» Extracted material
^^^^^^^^

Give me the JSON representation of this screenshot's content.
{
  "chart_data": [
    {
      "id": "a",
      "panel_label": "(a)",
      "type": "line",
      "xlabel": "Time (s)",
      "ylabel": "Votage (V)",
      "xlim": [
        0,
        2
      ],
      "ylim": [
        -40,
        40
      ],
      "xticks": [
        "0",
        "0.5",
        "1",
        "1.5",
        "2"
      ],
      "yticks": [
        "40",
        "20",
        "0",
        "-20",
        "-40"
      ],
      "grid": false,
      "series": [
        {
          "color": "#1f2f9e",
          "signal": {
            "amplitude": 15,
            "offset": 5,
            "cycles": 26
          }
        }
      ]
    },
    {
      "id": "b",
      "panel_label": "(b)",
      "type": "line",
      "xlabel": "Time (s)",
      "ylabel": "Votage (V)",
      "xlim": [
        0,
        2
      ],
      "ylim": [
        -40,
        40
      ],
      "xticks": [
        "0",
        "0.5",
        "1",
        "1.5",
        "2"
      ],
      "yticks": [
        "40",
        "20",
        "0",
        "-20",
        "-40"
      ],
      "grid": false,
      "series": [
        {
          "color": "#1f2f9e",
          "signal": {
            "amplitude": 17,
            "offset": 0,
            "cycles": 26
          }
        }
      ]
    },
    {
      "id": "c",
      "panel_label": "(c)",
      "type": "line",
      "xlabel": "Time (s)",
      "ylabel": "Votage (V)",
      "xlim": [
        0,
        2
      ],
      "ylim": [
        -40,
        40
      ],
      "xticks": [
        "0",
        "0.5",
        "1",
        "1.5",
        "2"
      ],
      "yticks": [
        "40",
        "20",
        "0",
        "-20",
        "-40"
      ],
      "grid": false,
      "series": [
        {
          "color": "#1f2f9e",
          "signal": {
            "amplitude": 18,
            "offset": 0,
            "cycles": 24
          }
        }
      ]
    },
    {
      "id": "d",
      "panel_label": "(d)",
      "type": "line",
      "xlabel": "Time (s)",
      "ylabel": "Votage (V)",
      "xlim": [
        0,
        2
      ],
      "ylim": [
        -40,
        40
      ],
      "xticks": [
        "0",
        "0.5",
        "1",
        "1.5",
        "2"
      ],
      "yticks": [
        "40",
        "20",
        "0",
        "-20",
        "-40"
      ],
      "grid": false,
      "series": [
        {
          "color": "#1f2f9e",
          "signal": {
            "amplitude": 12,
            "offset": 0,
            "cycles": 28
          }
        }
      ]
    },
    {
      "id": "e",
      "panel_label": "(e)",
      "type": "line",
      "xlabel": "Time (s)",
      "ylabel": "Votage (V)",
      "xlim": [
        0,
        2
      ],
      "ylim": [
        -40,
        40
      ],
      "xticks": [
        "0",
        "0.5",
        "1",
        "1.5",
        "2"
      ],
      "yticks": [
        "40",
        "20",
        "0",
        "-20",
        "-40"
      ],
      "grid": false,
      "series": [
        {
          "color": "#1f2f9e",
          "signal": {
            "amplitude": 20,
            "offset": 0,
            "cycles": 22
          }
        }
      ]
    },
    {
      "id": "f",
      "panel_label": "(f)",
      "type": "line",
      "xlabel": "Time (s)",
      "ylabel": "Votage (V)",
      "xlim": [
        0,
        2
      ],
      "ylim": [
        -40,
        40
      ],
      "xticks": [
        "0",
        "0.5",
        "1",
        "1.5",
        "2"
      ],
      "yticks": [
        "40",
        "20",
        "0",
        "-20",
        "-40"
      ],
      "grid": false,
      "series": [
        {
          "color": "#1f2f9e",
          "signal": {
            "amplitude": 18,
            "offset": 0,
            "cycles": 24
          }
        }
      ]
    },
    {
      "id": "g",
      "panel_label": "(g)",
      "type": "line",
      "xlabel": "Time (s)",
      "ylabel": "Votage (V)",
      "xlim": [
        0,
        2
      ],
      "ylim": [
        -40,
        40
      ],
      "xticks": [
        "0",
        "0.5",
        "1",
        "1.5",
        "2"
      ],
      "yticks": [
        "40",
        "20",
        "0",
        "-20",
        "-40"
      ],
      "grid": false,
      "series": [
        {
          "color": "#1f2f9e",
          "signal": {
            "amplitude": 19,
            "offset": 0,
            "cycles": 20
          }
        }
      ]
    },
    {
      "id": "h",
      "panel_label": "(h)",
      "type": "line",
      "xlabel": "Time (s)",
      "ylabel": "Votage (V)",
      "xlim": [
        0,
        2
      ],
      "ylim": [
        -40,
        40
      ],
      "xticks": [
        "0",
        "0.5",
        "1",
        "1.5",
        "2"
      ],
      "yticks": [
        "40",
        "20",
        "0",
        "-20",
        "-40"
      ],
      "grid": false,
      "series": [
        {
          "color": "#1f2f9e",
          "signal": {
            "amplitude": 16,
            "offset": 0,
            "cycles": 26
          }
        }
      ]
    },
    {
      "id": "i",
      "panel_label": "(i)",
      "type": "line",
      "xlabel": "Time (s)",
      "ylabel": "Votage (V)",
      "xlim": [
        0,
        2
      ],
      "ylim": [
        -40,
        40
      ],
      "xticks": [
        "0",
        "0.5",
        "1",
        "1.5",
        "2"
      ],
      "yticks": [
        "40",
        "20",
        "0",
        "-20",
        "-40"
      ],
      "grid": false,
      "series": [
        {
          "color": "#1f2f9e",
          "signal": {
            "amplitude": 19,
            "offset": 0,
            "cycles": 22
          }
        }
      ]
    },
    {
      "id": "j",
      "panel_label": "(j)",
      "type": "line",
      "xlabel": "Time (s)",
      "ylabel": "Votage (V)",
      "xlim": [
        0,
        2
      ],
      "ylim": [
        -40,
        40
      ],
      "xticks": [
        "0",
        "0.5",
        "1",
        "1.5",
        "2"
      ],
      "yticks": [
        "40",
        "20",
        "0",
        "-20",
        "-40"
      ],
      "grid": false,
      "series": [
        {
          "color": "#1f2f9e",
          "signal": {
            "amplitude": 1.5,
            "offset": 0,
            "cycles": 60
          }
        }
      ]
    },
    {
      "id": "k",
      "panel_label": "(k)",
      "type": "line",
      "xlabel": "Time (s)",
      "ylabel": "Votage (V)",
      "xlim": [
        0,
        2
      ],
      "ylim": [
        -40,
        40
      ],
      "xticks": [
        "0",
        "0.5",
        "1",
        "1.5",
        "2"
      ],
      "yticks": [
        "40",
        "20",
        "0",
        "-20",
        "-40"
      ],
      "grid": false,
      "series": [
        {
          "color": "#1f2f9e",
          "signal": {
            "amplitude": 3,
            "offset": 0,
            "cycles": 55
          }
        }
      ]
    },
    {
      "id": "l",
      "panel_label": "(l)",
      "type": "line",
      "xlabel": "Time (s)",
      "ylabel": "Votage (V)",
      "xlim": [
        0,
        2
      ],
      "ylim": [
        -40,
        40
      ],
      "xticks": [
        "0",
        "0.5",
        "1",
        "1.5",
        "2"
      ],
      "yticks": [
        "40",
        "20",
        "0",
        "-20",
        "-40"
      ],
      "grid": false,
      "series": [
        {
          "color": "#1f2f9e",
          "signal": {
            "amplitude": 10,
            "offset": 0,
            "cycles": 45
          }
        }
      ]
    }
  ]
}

^^^^^^^^

» What you are asked to do
Give all of the entries again, word for word.

» Answer to this problem
Give me the JSON representation of this screenshot's content.
{
  "chart_data": [
    {
      "id": "a",
      "panel_label": "(a)",
      "type": "line",
      "xlabel": "Time (s)",
      "ylabel": "Votage (V)",
      "xlim": [
        0,
        2
      ],
      "ylim": [
        -40,
        40
      ],
      "xticks": [
        "0",
        "0.5",
        "1",
        "1.5",
        "2"
      ],
      "yticks": [
        "40",
        "20",
        "0",
        "-20",
        "-40"
      ],
      "grid": false,
      "series": [
        {
          "color": "#1f2f9e",
          "signal": {
            "amplitude": 15,
            "offset": 5,
            "cycles": 26
          }
        }
      ]
    },
    {
      "id": "b",
      "panel_label": "(b)",
      "type": "line",
      "xlabel": "Time (s)",
      "ylabel": "Votage (V)",
      "xlim": [
        0,
        2
      ],
      "ylim": [
        -40,
        40
      ],
      "xticks": [
        "0",
        "0.5",
        "1",
        "1.5",
        "2"
      ],
      "yticks": [
        "40",
        "20",
        "0",
        "-20",
        "-40"
      ],
      "grid": false,
      "series": [
        {
          "color": "#1f2f9e",
          "signal": {
            "amplitude": 17,
            "offset": 0,
            "cycles": 26
          }
        }
      ]
    },
    {
      "id": "c",
      "panel_label": "(c)",
      "type": "line",
      "xlabel": "Time (s)",
      "ylabel": "Votage (V)",
      "xlim": [
        0,
        2
      ],
      "ylim": [
        -40,
        40
      ],
      "xticks": [
        "0",
        "0.5",
        "1",
        "1.5",
        "2"
      ],
      "yticks": [
        "40",
        "20",
        "0",
        "-20",
        "-40"
      ],
      "grid": false,
      "series": [
        {
          "color": "#1f2f9e",
          "signal": {
            "amplitude": 18,
            "offset": 0,
            "cycles": 24
          }
        }
      ]
    },
    {
      "id": "d",
      "panel_label": "(d)",
      "type": "line",
      "xlabel": "Time (s)",
      "ylabel": "Votage (V)",
      "xlim": [
        0,
        2
      ],
      "ylim": [
        -40,
        40
      ],
      "xticks": [
        "0",
        "0.5",
        "1",
        "1.5",
        "2"
      ],
      "yticks": [
        "40",
        "20",
        "0",
        "-20",
        "-40"
      ],
      "grid": false,
      "series": [
        {
          "color": "#1f2f9e",
          "signal": {
            "amplitude": 12,
            "offset": 0,
            "cycles": 28
          }
        }
      ]
    },
    {
      "id": "e",
      "panel_label": "(e)",
      "type": "line",
      "xlabel": "Time (s)",
      "ylabel": "Votage (V)",
      "xlim": [
        0,
        2
      ],
      "ylim": [
        -40,
        40
      ],
      "xticks": [
        "0",
        "0.5",
        "1",
        "1.5",
        "2"
      ],
      "yticks": [
        "40",
        "20",
        "0",
        "-20",
        "-40"
      ],
      "grid": false,
      "series": [
        {
          "color": "#1f2f9e",
          "signal": {
            "amplitude": 20,
            "offset": 0,
            "cycles": 22
          }
        }
      ]
    },
    {
      "id": "f",
      "panel_label": "(f)",
      "type": "line",
      "xlabel": "Time (s)",
      "ylabel": "Votage (V)",
      "xlim": [
        0,
        2
      ],
      "ylim": [
        -40,
        40
      ],
      "xticks": [
        "0",
        "0.5",
        "1",
        "1.5",
        "2"
      ],
      "yticks": [
        "40",
        "20",
        "0",
        "-20",
        "-40"
      ],
      "grid": false,
      "series": [
        {
          "color": "#1f2f9e",
          "signal": {
            "amplitude": 18,
            "offset": 0,
            "cycles": 24
          }
        }
      ]
    },
    {
      "id": "g",
      "panel_label": "(g)",
      "type": "line",
      "xlabel": "Time (s)",
      "ylabel": "Votage (V)",
      "xlim": [
        0,
        2
      ],
      "ylim": [
        -40,
        40
      ],
      "xticks": [
        "0",
        "0.5",
        "1",
        "1.5",
        "2"
      ],
      "yticks": [
        "40",
        "20",
        "0",
        "-20",
        "-40"
      ],
      "grid": false,
      "series": [
        {
          "color": "#1f2f9e",
          "signal": {
            "amplitude": 19,
            "offset": 0,
            "cycles": 20
          }
        }
      ]
    },
    {
      "id": "h",
      "panel_label": "(h)",
      "type": "line",
      "xlabel": "Time (s)",
      "ylabel": "Votage (V)",
      "xlim": [
        0,
        2
      ],
      "ylim": [
        -40,
        40
      ],
      "xticks": [
        "0",
        "0.5",
        "1",
        "1.5",
        "2"
      ],
      "yticks": [
        "40",
        "20",
        "0",
        "-20",
        "-40"
      ],
      "grid": false,
      "series": [
        {
          "color": "#1f2f9e",
          "signal": {
            "amplitude": 16,
            "offset": 0,
            "cycles": 26
          }
        }
      ]
    },
    {
      "id": "i",
      "panel_label": "(i)",
      "type": "line",
      "xlabel": "Time (s)",
      "ylabel": "Votage (V)",
      "xlim": [
        0,
        2
      ],
      "ylim": [
        -40,
        40
      ],
      "xticks": [
        "0",
        "0.5",
        "1",
        "1.5",
        "2"
      ],
      "yticks": [
        "40",
        "20",
        "0",
        "-20",
        "-40"
      ],
      "grid": false,
      "series": [
        {
          "color": "#1f2f9e",
          "signal": {
            "amplitude": 19,
            "offset": 0,
            "cycles": 22
          }
        }
      ]
    },
    {
      "id": "j",
      "panel_label": "(j)",
      "type": "line",
      "xlabel": "Time (s)",
      "ylabel": "Votage (V)",
      "xlim": [
        0,
        2
      ],
      "ylim": [
        -40,
        40
      ],
      "xticks": [
        "0",
        "0.5",
        "1",
        "1.5",
        "2"
      ],
      "yticks": [
        "40",
        "20",
        "0",
        "-20",
        "-40"
      ],
      "grid": false,
      "series": [
        {
          "color": "#1f2f9e",
          "signal": {
            "amplitude": 1.5,
            "offset": 0,
            "cycles": 60
          }
        }
      ]
    },
    {
      "id": "k",
      "panel_label": "(k)",
      "type": "line",
      "xlabel": "Time (s)",
      "ylabel": "Votage (V)",
      "xlim": [
        0,
        2
      ],
      "ylim": [
        -40,
        40
      ],
      "xticks": [
        "0",
        "0.5",
        "1",
        "1.5",
        "2"
      ],
      "yticks": [
        "40",
        "20",
        "0",
        "-20",
        "-40"
      ],
      "grid": false,
      "series": [
        {
          "color": "#1f2f9e",
          "signal": {
            "amplitude": 3,
            "offset": 0,
            "cycles": 55
          }
        }
      ]
    },
    {
      "id": "l",
      "panel_label": "(l)",
      "type": "line",
      "xlabel": "Time (s)",
      "ylabel": "Votage (V)",
      "xlim": [
        0,
        2
      ],
      "ylim": [
        -40,
        40
      ],
      "xticks": [
        "0",
        "0.5",
        "1",
        "1.5",
        "2"
      ],
      "yticks": [
        "40",
        "20",
        "0",
        "-20",
        "-40"
      ],
      "grid": false,
      "series": [
        {
          "color": "#1f2f9e",
          "signal": {
            "amplitude": 10,
            "offset": 0,
            "cycles": 45
          }
        }
      ]
    }
  ]
}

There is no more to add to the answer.